Extracted data entries
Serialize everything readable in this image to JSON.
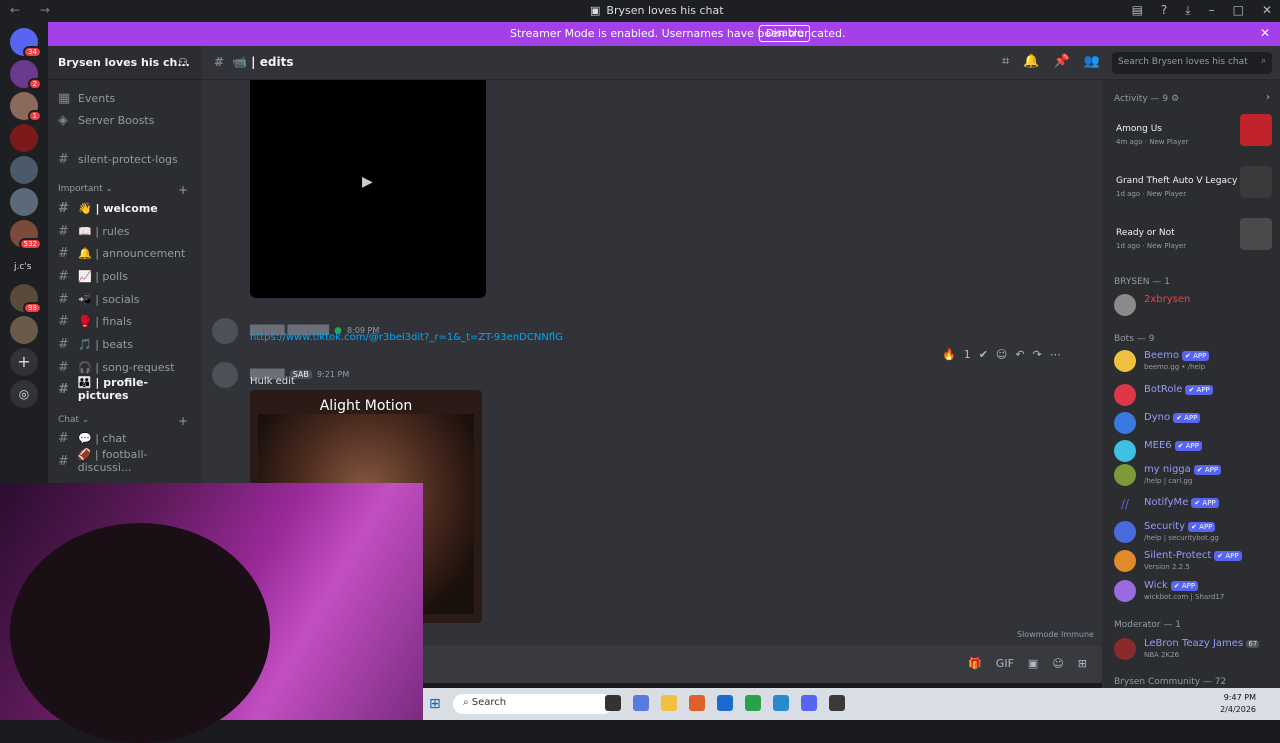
{
  "window": {
    "title": "Brysen loves his chat",
    "nav": "← →"
  },
  "banner": {
    "text": "Streamer Mode is enabled. Usernames have been truncated.",
    "button": "Disable"
  },
  "server": {
    "name": "Brysen loves his ch...",
    "rail_badges": [
      "34",
      "1",
      "532",
      "98",
      "2"
    ],
    "rail_label": "j.c's"
  },
  "sidebar": {
    "top_items": [
      "Events",
      "Server Boosts"
    ],
    "logs_channel": "silent-protect-logs",
    "categories": [
      "Important",
      "Chat"
    ],
    "important_channels": [
      "👋 | welcome",
      "📖 | rules",
      "🔔 | announcement",
      "📈 | polls",
      "📲 | socials",
      "🥊 | finals",
      "🎵 | beats",
      "🎧 | song-request",
      "👪 | profile-pictures"
    ],
    "chat_channels": [
      "💬 | chat",
      "🏈 | football-discussi..."
    ]
  },
  "header": {
    "channel": "📹 | edits",
    "search_placeholder": "Search Brysen loves his chat"
  },
  "messages": [
    {
      "time": "8:09 PM",
      "link": "https://www.tiktok.com/@r3bel3dit?_r=1&_t=ZT-93enDCNNflG"
    },
    {
      "tag": "SAB",
      "time": "9:21 PM",
      "text": "Hulk edit",
      "embed_caption": "Alight Motion"
    }
  ],
  "composer": {
    "slowmode": "Slowmode Immune"
  },
  "members": {
    "activity_header": "Activity — 9",
    "activities": [
      {
        "game": "Among Us",
        "ago": "4m ago",
        "tag": "New Player"
      },
      {
        "game": "Grand Theft Auto V Legacy",
        "ago": "1d ago",
        "tag": "New Player"
      },
      {
        "game": "Ready or Not",
        "ago": "1d ago",
        "tag": "New Player"
      }
    ],
    "brysen_header": "BRYSEN — 1",
    "brysen_member": "2xbrysen",
    "bots_header": "Bots — 9",
    "bots": [
      {
        "name": "Beemo",
        "sub": "beemo.gg • /help"
      },
      {
        "name": "BotRole",
        "sub": ""
      },
      {
        "name": "Dyno",
        "sub": ""
      },
      {
        "name": "MEE6",
        "sub": ""
      },
      {
        "name": "my nigga",
        "sub": "/help | carl.gg"
      },
      {
        "name": "NotifyMe",
        "sub": ""
      },
      {
        "name": "Security",
        "sub": "/help | securitybot.gg"
      },
      {
        "name": "Silent-Protect",
        "sub": "Version 2.2.5"
      },
      {
        "name": "Wick",
        "sub": "wickbot.com | Shard17"
      }
    ],
    "app_tag": "✔ APP",
    "moderator_header": "Moderator — 1",
    "moderator": {
      "name": "LeBron Teazy James",
      "badge": "67",
      "sub": "NBA 2K26"
    },
    "community_header": "Brysen Community — 72"
  },
  "taskbar": {
    "search": "Search",
    "time": "9:47 PM",
    "date": "2/4/2026"
  }
}
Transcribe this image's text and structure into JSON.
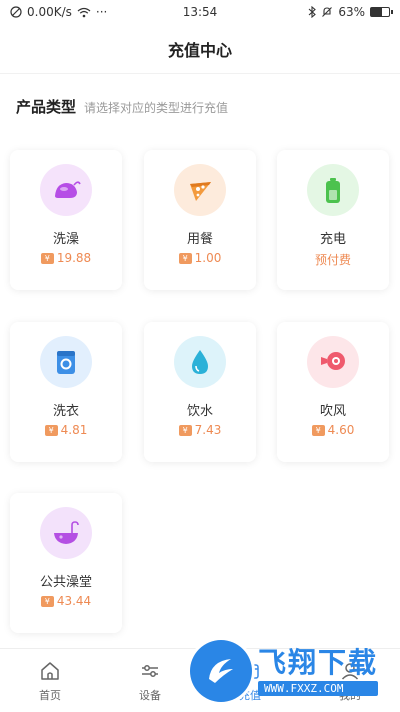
{
  "status_bar": {
    "network_speed": "0.00K/s",
    "more": "···",
    "time": "13:54",
    "battery": "63%",
    "battery_level": 0.63
  },
  "navbar": {
    "title": "充值中心"
  },
  "section": {
    "title": "产品类型",
    "subtitle": "请选择对应的类型进行充值"
  },
  "products": [
    {
      "name": "洗澡",
      "price": "19.88",
      "show_yen": true,
      "icon": "shower-bag-icon",
      "icon_bg": "#f5e3fb",
      "icon_color": "#b64ee6"
    },
    {
      "name": "用餐",
      "price": "1.00",
      "show_yen": true,
      "icon": "pizza-icon",
      "icon_bg": "#fdebdc",
      "icon_color": "#f39a3d"
    },
    {
      "name": "充电",
      "price": "预付费",
      "show_yen": false,
      "icon": "battery-icon",
      "icon_bg": "#e4f7e4",
      "icon_color": "#4cc24e"
    },
    {
      "name": "洗衣",
      "price": "4.81",
      "show_yen": true,
      "icon": "washing-machine-icon",
      "icon_bg": "#e2effd",
      "icon_color": "#3d8fe6"
    },
    {
      "name": "饮水",
      "price": "7.43",
      "show_yen": true,
      "icon": "water-drop-icon",
      "icon_bg": "#ddf3fa",
      "icon_color": "#2bb1d8"
    },
    {
      "name": "吹风",
      "price": "4.60",
      "show_yen": true,
      "icon": "hair-dryer-icon",
      "icon_bg": "#fde6e9",
      "icon_color": "#ef5a6d"
    },
    {
      "name": "公共澡堂",
      "price": "43.44",
      "show_yen": true,
      "icon": "bathtub-icon",
      "icon_bg": "#f3e2fb",
      "icon_color": "#b44fe3"
    }
  ],
  "currency_symbol": "¥",
  "tabbar": [
    {
      "label": "首页",
      "icon": "home-icon",
      "active": false
    },
    {
      "label": "设备",
      "icon": "sliders-icon",
      "active": false
    },
    {
      "label": "充值",
      "icon": "recharge-icon",
      "active": true
    },
    {
      "label": "我的",
      "icon": "user-icon",
      "active": false
    }
  ],
  "watermark": {
    "title": "飞翔下载",
    "url": "WWW.FXXZ.COM"
  },
  "colors": {
    "accent": "#3c8ce7",
    "price": "#ee8a53"
  }
}
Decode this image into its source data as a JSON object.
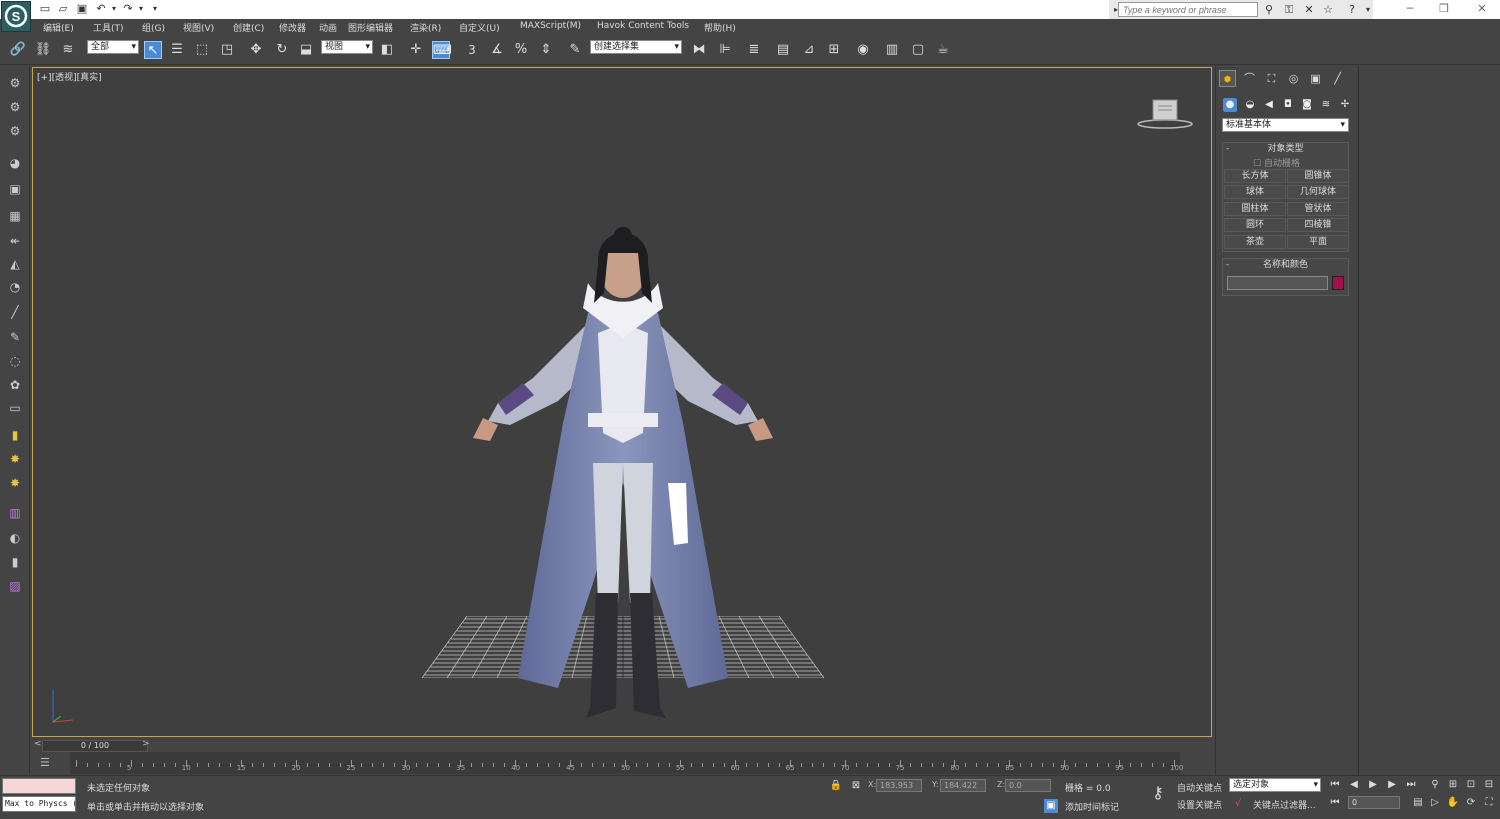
{
  "title_bar": {
    "search_placeholder": "Type a keyword or phrase"
  },
  "menu": [
    "编辑(E)",
    "工具(T)",
    "组(G)",
    "视图(V)",
    "创建(C)",
    "修改器",
    "动画",
    "图形编辑器",
    "渲染(R)",
    "自定义(U)",
    "MAXScript(M)",
    "Havok Content Tools",
    "帮助(H)"
  ],
  "toolbar": {
    "selection_filter": "全部",
    "reference_coord": "视图",
    "named_selection": "创建选择集",
    "snap_number": "3"
  },
  "viewport": {
    "label": "[+][透视][真实]"
  },
  "command_panel": {
    "category": "标准基本体",
    "object_type_title": "对象类型",
    "autogrid_label": "自动栅格",
    "objects": [
      "长方体",
      "圆锥体",
      "球体",
      "几何球体",
      "圆柱体",
      "管状体",
      "圆环",
      "四棱锥",
      "茶壶",
      "平面"
    ],
    "name_color_title": "名称和颜色",
    "object_color": "#a0104b"
  },
  "timeline": {
    "frame_display": "0 / 100",
    "ticks": [
      "5",
      "10",
      "15",
      "20",
      "25",
      "30",
      "35",
      "40",
      "45",
      "50",
      "55",
      "60",
      "65",
      "70",
      "75",
      "80",
      "85",
      "90",
      "95",
      "100"
    ]
  },
  "status": {
    "maxscript_listener": "Max to Physcs (",
    "selection_status": "未选定任何对象",
    "prompt": "单击或单击并拖动以选择对象",
    "x_label": "X:",
    "x_value": "183.953",
    "y_label": "Y:",
    "y_value": "184.422",
    "z_label": "Z:",
    "z_value": "0.0",
    "grid": "栅格 = 0.0",
    "add_time_tag": "添加时间标记",
    "auto_key": "自动关键点",
    "selected_object": "选定对象",
    "set_key": "设置关键点",
    "key_filters": "关键点过滤器...",
    "current_frame": "0"
  }
}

### REQUIRED WORK
In the records above, locate the lines holding the word "price". Copy each of them.

### REPLY TO THE EXERCISE
      "price": "19.88",
      "price": "1.00",
      "price": "预付费",
      "price": "4.81",
      "price": "7.43",
      "price": "4.60",
      "price": "43.44",
    "price": "#ee8a53"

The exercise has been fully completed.